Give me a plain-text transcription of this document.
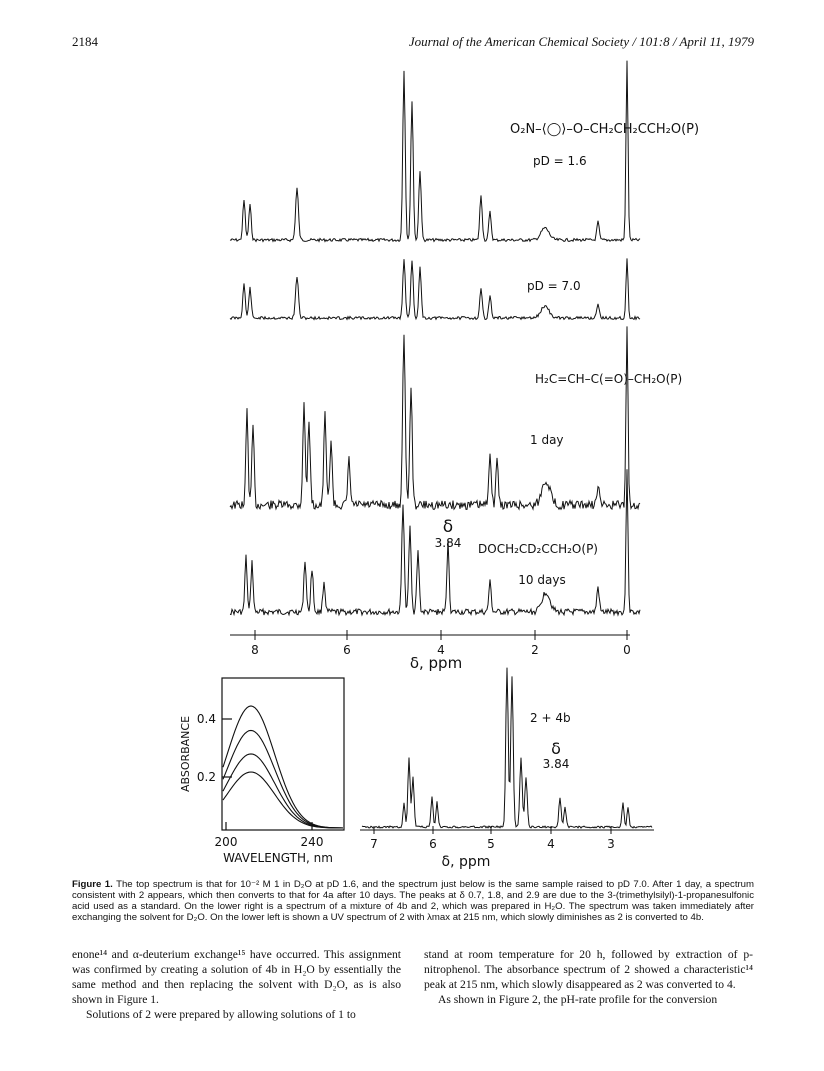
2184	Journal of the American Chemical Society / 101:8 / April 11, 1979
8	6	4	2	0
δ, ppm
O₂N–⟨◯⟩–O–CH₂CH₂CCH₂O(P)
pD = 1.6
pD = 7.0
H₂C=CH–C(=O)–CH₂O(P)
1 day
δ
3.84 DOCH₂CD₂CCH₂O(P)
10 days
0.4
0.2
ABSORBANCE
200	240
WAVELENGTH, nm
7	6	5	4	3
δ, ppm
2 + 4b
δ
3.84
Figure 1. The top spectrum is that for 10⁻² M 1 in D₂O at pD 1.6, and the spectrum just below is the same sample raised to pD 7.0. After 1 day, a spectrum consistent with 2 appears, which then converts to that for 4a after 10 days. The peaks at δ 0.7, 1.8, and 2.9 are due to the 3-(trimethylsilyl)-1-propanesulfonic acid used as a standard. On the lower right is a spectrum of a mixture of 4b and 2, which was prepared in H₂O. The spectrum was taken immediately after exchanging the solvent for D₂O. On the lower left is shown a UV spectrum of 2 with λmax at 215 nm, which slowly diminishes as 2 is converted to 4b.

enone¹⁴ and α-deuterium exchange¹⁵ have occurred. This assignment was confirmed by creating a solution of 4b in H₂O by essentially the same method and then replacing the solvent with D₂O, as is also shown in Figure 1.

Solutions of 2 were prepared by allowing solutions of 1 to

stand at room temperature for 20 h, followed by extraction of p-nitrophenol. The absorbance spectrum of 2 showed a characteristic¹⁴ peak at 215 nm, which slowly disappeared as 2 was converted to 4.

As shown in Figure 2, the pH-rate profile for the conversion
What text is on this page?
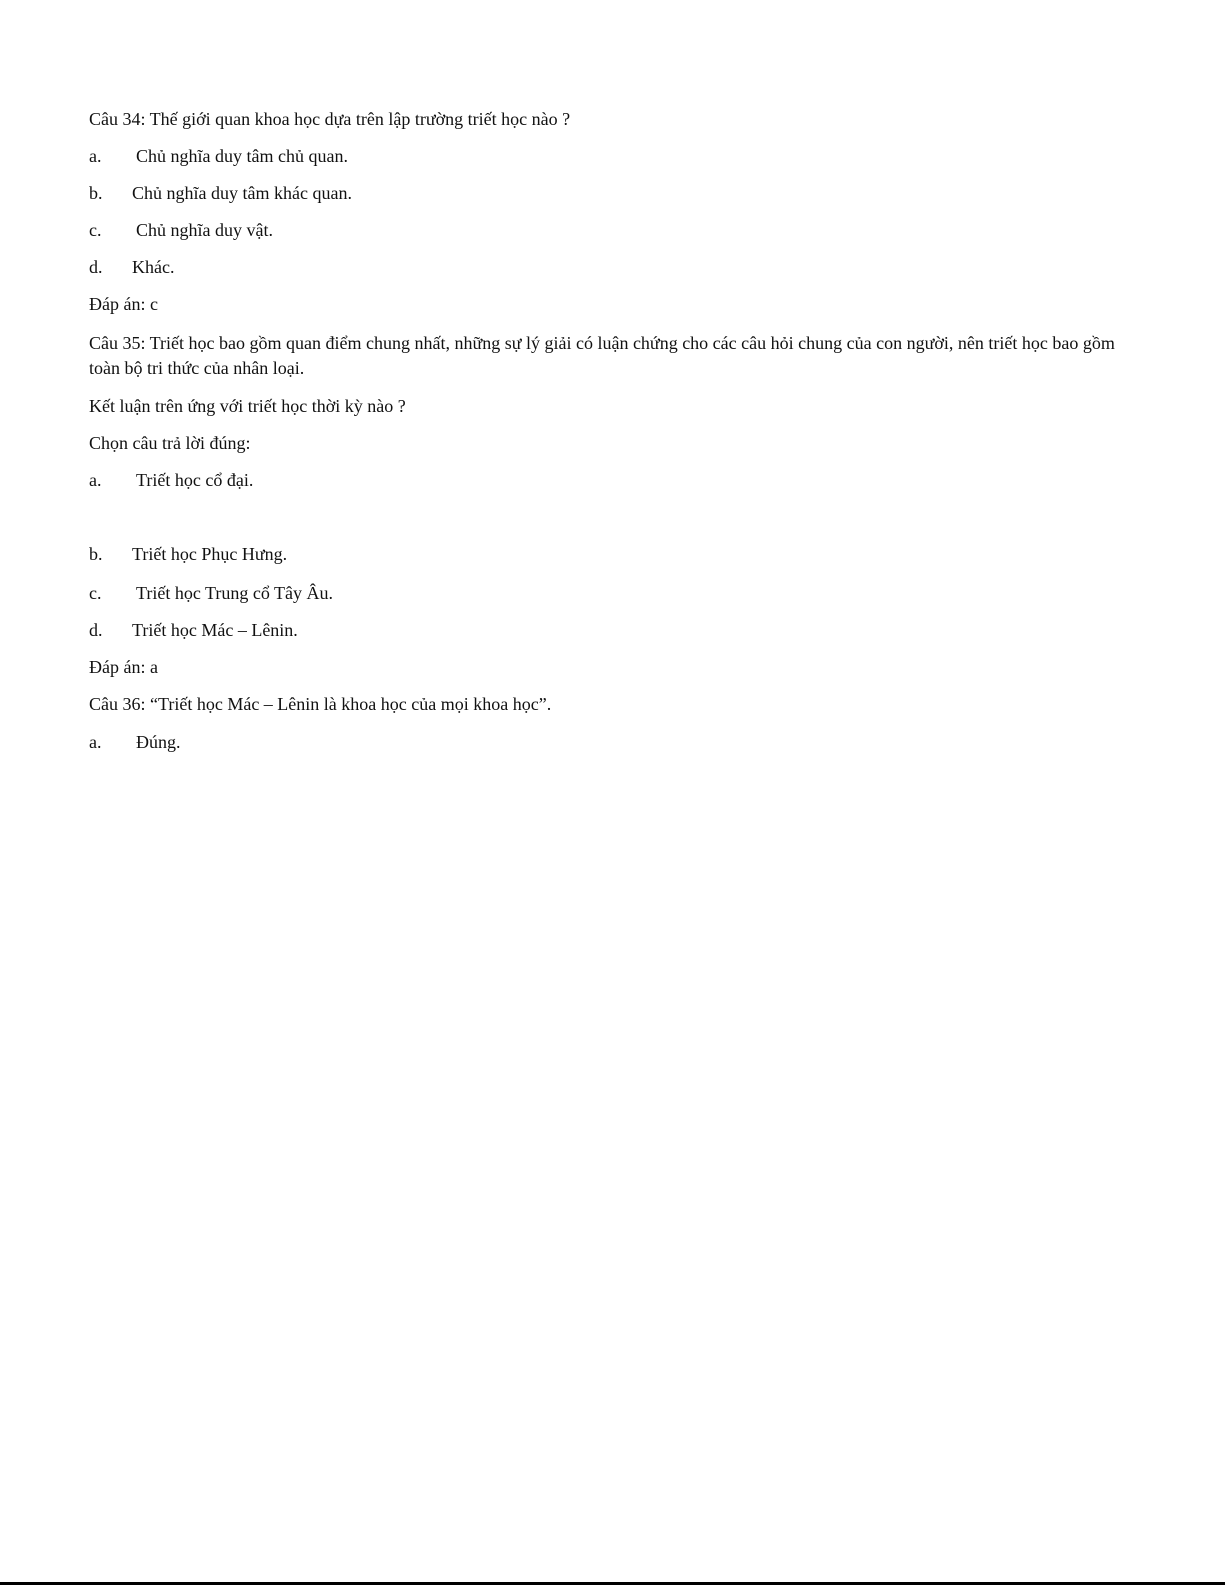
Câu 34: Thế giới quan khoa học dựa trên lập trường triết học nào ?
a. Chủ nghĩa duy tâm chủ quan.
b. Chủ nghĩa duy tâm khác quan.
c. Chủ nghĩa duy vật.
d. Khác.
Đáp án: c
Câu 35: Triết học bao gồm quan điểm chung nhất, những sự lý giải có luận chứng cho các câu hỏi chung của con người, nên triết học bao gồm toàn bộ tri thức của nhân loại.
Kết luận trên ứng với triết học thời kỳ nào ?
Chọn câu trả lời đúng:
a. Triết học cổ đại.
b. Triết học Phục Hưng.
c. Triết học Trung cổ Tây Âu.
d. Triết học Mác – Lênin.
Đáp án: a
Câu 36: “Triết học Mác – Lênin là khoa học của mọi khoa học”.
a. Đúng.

· · ·

▸ **Exercise goal**:
Repeat the data above exactly, but not the pictures.

▸ **Reply**:
Give me a plain-text transcription of this document.
2184	Journal of the American Chemical Society / 101:8 / April 11, 1979
8	6	4	2	0
δ, ppm
O₂N–⟨◯⟩–O–CH₂CH₂CCH₂O(P)
pD = 1.6
pD = 7.0
H₂C=CH–C(=O)–CH₂O(P)
1 day
δ
3.84 DOCH₂CD₂CCH₂O(P)
10 days
0.4
0.2
ABSORBANCE
200	240
WAVELENGTH, nm
7	6	5	4	3
δ, ppm
2 + 4b
δ
3.84
Figure 1. The top spectrum is that for 10⁻² M 1 in D₂O at pD 1.6, and the spectrum just below is the same sample raised to pD 7.0. After 1 day, a spectrum consistent with 2 appears, which then converts to that for 4a after 10 days. The peaks at δ 0.7, 1.8, and 2.9 are due to the 3-(trimethylsilyl)-1-propanesulfonic acid used as a standard. On the lower right is a spectrum of a mixture of 4b and 2, which was prepared in H₂O. The spectrum was taken immediately after exchanging the solvent for D₂O. On the lower left is shown a UV spectrum of 2 with λmax at 215 nm, which slowly diminishes as 2 is converted to 4b.

enone¹⁴ and α-deuterium exchange¹⁵ have occurred. This assignment was confirmed by creating a solution of 4b in H₂O by essentially the same method and then replacing the solvent with D₂O, as is also shown in Figure 1.

Solutions of 2 were prepared by allowing solutions of 1 to

stand at room temperature for 20 h, followed by extraction of p-nitrophenol. The absorbance spectrum of 2 showed a characteristic¹⁴ peak at 215 nm, which slowly disappeared as 2 was converted to 4.

As shown in Figure 2, the pH-rate profile for the conversion
What text is on this page?
Câu 34: Thế giới quan khoa học dựa trên lập trường triết học nào ?
a. Chủ nghĩa duy tâm chủ quan.
b. Chủ nghĩa duy tâm khác quan.
c. Chủ nghĩa duy vật.
d. Khác.
Đáp án: c
Câu 35: Triết học bao gồm quan điểm chung nhất, những sự lý giải có luận chứng cho các câu hỏi chung của con người, nên triết học bao gồm toàn bộ tri thức của nhân loại.
Kết luận trên ứng với triết học thời kỳ nào ?
Chọn câu trả lời đúng:
a. Triết học cổ đại.
b. Triết học Phục Hưng.
c. Triết học Trung cổ Tây Âu.
d. Triết học Mác – Lênin.
Đáp án: a
Câu 36: “Triết học Mác – Lênin là khoa học của mọi khoa học”.
a. Đúng.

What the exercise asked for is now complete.